TO BE DONE. Recast every line of the records below as a JSON list of strings, one string per line, omitting blank lines.

Stored dataset records
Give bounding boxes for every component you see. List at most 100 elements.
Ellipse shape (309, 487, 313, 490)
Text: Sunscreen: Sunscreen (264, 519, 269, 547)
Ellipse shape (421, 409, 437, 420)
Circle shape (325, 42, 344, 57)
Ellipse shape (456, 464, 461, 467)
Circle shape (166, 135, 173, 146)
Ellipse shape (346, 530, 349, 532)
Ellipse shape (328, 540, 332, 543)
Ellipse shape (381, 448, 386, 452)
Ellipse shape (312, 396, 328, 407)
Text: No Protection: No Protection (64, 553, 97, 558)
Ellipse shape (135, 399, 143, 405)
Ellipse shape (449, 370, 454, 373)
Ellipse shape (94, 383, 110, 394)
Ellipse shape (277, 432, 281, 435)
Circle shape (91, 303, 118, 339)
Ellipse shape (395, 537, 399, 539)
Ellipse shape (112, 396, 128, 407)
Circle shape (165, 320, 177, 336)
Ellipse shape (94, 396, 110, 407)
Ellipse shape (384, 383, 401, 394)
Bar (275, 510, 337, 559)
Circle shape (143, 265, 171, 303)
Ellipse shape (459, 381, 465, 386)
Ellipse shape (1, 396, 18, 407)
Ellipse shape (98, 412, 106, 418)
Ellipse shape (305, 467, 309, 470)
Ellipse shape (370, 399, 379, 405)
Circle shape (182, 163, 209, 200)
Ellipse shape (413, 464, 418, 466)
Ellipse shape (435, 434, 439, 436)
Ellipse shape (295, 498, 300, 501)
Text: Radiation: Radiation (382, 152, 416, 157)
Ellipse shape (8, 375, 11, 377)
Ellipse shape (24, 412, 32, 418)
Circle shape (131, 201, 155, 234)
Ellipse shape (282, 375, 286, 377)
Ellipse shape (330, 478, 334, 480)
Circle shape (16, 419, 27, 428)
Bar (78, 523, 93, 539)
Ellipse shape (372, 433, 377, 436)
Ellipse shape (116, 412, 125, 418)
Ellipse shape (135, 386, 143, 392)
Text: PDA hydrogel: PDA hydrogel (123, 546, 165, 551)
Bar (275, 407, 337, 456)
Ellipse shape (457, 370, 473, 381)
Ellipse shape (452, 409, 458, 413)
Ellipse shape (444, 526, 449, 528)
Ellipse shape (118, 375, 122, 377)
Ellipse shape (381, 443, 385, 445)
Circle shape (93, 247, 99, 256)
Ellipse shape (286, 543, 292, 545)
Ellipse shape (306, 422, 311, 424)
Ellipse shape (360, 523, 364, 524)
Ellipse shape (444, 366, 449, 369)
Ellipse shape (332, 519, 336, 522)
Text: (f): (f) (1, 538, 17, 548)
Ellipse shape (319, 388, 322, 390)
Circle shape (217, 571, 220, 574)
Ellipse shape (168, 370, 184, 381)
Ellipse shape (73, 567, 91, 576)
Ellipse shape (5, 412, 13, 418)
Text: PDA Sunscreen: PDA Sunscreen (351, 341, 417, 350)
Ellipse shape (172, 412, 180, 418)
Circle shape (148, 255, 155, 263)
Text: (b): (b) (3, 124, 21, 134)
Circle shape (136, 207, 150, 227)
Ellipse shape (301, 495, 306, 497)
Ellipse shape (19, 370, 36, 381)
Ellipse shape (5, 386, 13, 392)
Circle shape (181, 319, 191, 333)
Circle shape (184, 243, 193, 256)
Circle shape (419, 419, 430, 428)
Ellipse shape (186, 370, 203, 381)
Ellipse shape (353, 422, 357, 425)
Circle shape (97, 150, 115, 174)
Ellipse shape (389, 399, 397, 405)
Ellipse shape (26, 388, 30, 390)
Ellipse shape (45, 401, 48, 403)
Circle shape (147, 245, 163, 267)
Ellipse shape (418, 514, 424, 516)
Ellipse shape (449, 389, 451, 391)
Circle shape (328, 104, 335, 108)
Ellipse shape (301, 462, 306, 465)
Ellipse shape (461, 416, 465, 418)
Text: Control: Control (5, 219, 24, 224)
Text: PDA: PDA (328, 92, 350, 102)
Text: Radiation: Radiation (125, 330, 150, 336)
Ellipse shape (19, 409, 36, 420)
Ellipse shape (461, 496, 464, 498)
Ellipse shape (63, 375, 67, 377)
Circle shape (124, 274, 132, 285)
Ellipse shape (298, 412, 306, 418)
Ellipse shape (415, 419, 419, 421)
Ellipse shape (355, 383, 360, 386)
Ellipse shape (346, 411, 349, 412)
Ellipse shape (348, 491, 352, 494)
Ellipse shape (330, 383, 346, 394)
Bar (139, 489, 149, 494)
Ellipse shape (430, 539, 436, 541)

EXERCISE OUTPUT.
[
  "Give bounding boxes for every component you see. List at most 100 elements.",
  "Ellipse shape (309, 487, 313, 490)",
  "Text: Sunscreen: Sunscreen (264, 519, 269, 547)",
  "Ellipse shape (421, 409, 437, 420)",
  "Circle shape (325, 42, 344, 57)",
  "Ellipse shape (456, 464, 461, 467)",
  "Circle shape (166, 135, 173, 146)",
  "Ellipse shape (346, 530, 349, 532)",
  "Ellipse shape (328, 540, 332, 543)",
  "Ellipse shape (381, 448, 386, 452)",
  "Ellipse shape (312, 396, 328, 407)",
  "Text: No Protection: No Protection (64, 553, 97, 558)",
  "Ellipse shape (135, 399, 143, 405)",
  "Ellipse shape (449, 370, 454, 373)",
  "Ellipse shape (94, 383, 110, 394)",
  "Ellipse shape (277, 432, 281, 435)",
  "Circle shape (91, 303, 118, 339)",
  "Ellipse shape (395, 537, 399, 539)",
  "Ellipse shape (112, 396, 128, 407)",
  "Circle shape (165, 320, 177, 336)",
  "Ellipse shape (94, 396, 110, 407)",
  "Ellipse shape (384, 383, 401, 394)",
  "Bar (275, 510, 337, 559)",
  "Circle shape (143, 265, 171, 303)",
  "Ellipse shape (459, 381, 465, 386)",
  "Ellipse shape (1, 396, 18, 407)",
  "Ellipse shape (98, 412, 106, 418)",
  "Ellipse shape (305, 467, 309, 470)",
  "Ellipse shape (370, 399, 379, 405)",
  "Circle shape (182, 163, 209, 200)",
  "Ellipse shape (413, 464, 418, 466)",
  "Ellipse shape (435, 434, 439, 436)",
  "Ellipse shape (295, 498, 300, 501)",
  "Text: Radiation: Radiation (382, 152, 416, 157)",
  "Ellipse shape (8, 375, 11, 377)",
  "Ellipse shape (24, 412, 32, 418)",
  "Circle shape (131, 201, 155, 234)",
  "Ellipse shape (282, 375, 286, 377)",
  "Ellipse shape (330, 478, 334, 480)",
  "Circle shape (16, 419, 27, 428)",
  "Bar (78, 523, 93, 539)",
  "Ellipse shape (372, 433, 377, 436)",
  "Ellipse shape (116, 412, 125, 418)",
  "Ellipse shape (135, 386, 143, 392)",
  "Text: PDA hydrogel: PDA hydrogel (123, 546, 165, 551)",
  "Bar (275, 407, 337, 456)",
  "Ellipse shape (457, 370, 473, 381)",
  "Ellipse shape (452, 409, 458, 413)",
  "Ellipse shape (444, 526, 449, 528)",
  "Ellipse shape (118, 375, 122, 377)",
  "Ellipse shape (381, 443, 385, 445)",
  "Circle shape (93, 247, 99, 256)",
  "Ellipse shape (286, 543, 292, 545)",
  "Ellipse shape (306, 422, 311, 424)",
  "Ellipse shape (360, 523, 364, 524)",
  "Ellipse shape (444, 366, 449, 369)",
  "Ellipse shape (332, 519, 336, 522)",
  "Text: (f): (f) (1, 538, 17, 548)",
  "Ellipse shape (319, 388, 322, 390)",
  "Circle shape (217, 571, 220, 574)",
  "Ellipse shape (168, 370, 184, 381)",
  "Ellipse shape (73, 567, 91, 576)",
  "Ellipse shape (5, 412, 13, 418)",
  "Text: PDA Sunscreen: PDA Sunscreen (351, 341, 417, 350)",
  "Ellipse shape (172, 412, 180, 418)",
  "Circle shape (148, 255, 155, 263)",
  "Text: (b): (b) (3, 124, 21, 134)",
  "Circle shape (136, 207, 150, 227)",
  "Ellipse shape (301, 495, 306, 497)",
  "Ellipse shape (19, 370, 36, 381)",
  "Ellipse shape (5, 386, 13, 392)",
  "Circle shape (181, 319, 191, 333)",
  "Circle shape (184, 243, 193, 256)",
  "Circle shape (419, 419, 430, 428)",
  "Ellipse shape (186, 370, 203, 381)",
  "Ellipse shape (353, 422, 357, 425)",
  "Circle shape (97, 150, 115, 174)",
  "Ellipse shape (389, 399, 397, 405)",
  "Ellipse shape (26, 388, 30, 390)",
  "Ellipse shape (45, 401, 48, 403)",
  "Circle shape (147, 245, 163, 267)",
  "Ellipse shape (418, 514, 424, 516)",
  "Ellipse shape (449, 389, 451, 391)",
  "Circle shape (328, 104, 335, 108)",
  "Ellipse shape (301, 462, 306, 465)",
  "Ellipse shape (461, 416, 465, 418)",
  "Text: Control: Control (5, 219, 24, 224)",
  "Text: PDA: PDA (328, 92, 350, 102)",
  "Text: Radiation: Radiation (125, 330, 150, 336)",
  "Ellipse shape (19, 409, 36, 420)",
  "Ellipse shape (461, 496, 464, 498)",
  "Ellipse shape (63, 375, 67, 377)",
  "Circle shape (124, 274, 132, 285)",
  "Ellipse shape (298, 412, 306, 418)",
  "Ellipse shape (415, 419, 419, 421)",
  "Ellipse shape (355, 383, 360, 386)",
  "Ellipse shape (346, 411, 349, 412)",
  "Ellipse shape (348, 491, 352, 494)",
  "Ellipse shape (330, 383, 346, 394)",
  "Bar (139, 489, 149, 494)",
  "Ellipse shape (430, 539, 436, 541)"
]